- [Tasks and exercises]
1. According to the prostate cancer article header, on what date was the article accepted?
2. Reproduce word for word the stretch of the prostate cancer article header from "Received 14 April" through "is properly cited.".
3. Continue the prostate cancer article header, starting after its final sentence.

- [Exercise text]
|---|
Biomarker-Based Targeting of the Androgen-Androgen Receptor Axis in Advanced Prostate Cancer

1Department of Oncology, Mayo Clinic, 200 First Street SW, Rochester, MN 55905, USA
2Department of Health Sciences Research, Mayo Clinic, 200 First Street SW, Rochester, MN 55905, USA
3Department of Laboratory Medicine and Pathology, Mayo Clinic, 200 First Street SW, Rochester, MN 55905, USA
4Masonic Cancer Center and Department of Laboratory Medicine and Pathology, University of Minnesota, Minneapolis, MN 55455, USA

Received 14 April 2012; Accepted 9 June 2012

Academic Editor: Joanne Edwards

Copyright © 2012 Manish Kohli et al. This is an open access article distributed under the Creative Commons Attribution License, which permits unrestricted use, distribution, and reproduction in any medium, provided the original work is properly cited.
|---|
(Document understanding data)
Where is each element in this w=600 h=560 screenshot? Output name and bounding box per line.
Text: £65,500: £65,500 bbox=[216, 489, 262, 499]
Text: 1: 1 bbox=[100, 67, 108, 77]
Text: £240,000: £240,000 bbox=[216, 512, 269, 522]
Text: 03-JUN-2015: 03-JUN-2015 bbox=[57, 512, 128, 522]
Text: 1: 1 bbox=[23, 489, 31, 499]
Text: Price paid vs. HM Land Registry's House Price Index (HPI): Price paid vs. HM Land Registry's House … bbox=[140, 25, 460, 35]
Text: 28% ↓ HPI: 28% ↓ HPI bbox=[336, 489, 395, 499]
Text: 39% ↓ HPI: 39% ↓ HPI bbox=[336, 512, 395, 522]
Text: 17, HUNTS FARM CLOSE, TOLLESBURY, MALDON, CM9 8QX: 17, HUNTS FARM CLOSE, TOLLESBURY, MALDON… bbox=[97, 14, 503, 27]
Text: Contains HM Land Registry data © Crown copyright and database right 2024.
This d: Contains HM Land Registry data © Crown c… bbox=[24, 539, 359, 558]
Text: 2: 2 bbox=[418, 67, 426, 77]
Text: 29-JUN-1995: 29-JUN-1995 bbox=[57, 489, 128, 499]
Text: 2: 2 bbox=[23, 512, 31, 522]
|---|
- [Answers by task]
1. 9 June 2012

2.
Received 14 April 2012; Accepted 9 June 2012

Academic Editor: Joanne Edwards

Copyright © 2012 Manish Kohli et al. This is an open access article distributed under the Creative Commons Attribution License, which permits unrestricted use, distribution, and reproduction in any medium, provided the original work is properly cited.

3.
Abstract

Recent therapeutic advances for managing advanced prostate cancer include the successful targeting of the androgen-AR axis with several new drugs in castrate resistant prostate cancer including abiraterone acetate and enzalutamide (MDV3100). This translational progress from “bench to bed-side” has resulted in an enlarging repertoire of novel and traditional drug choices now available for use in advanced prostate cancer therapeutics, which has had a positive clinical impact in prolonging longevity and quality of life of advanced prostate cancer patients. In order to further the clinical utility of these drugs, development of predictive biomarkers guiding individual therapeutic choices remains an ongoing challenge. This paper will summarize the potential in developing predictive biomarkers based on the pathophysiology of the androgen-AR axis in tumor tissue from patients with advanced prostate cancer as well as inherited variation in the patient’s genome. Specific examples of rational clinical trial designs incorporating potential predictive biomarkers from these pathways will illustrate several aspects of pharmacogenetic and pharmacogenomic predictive biomarker development in advanced prostate cancer therapeutics.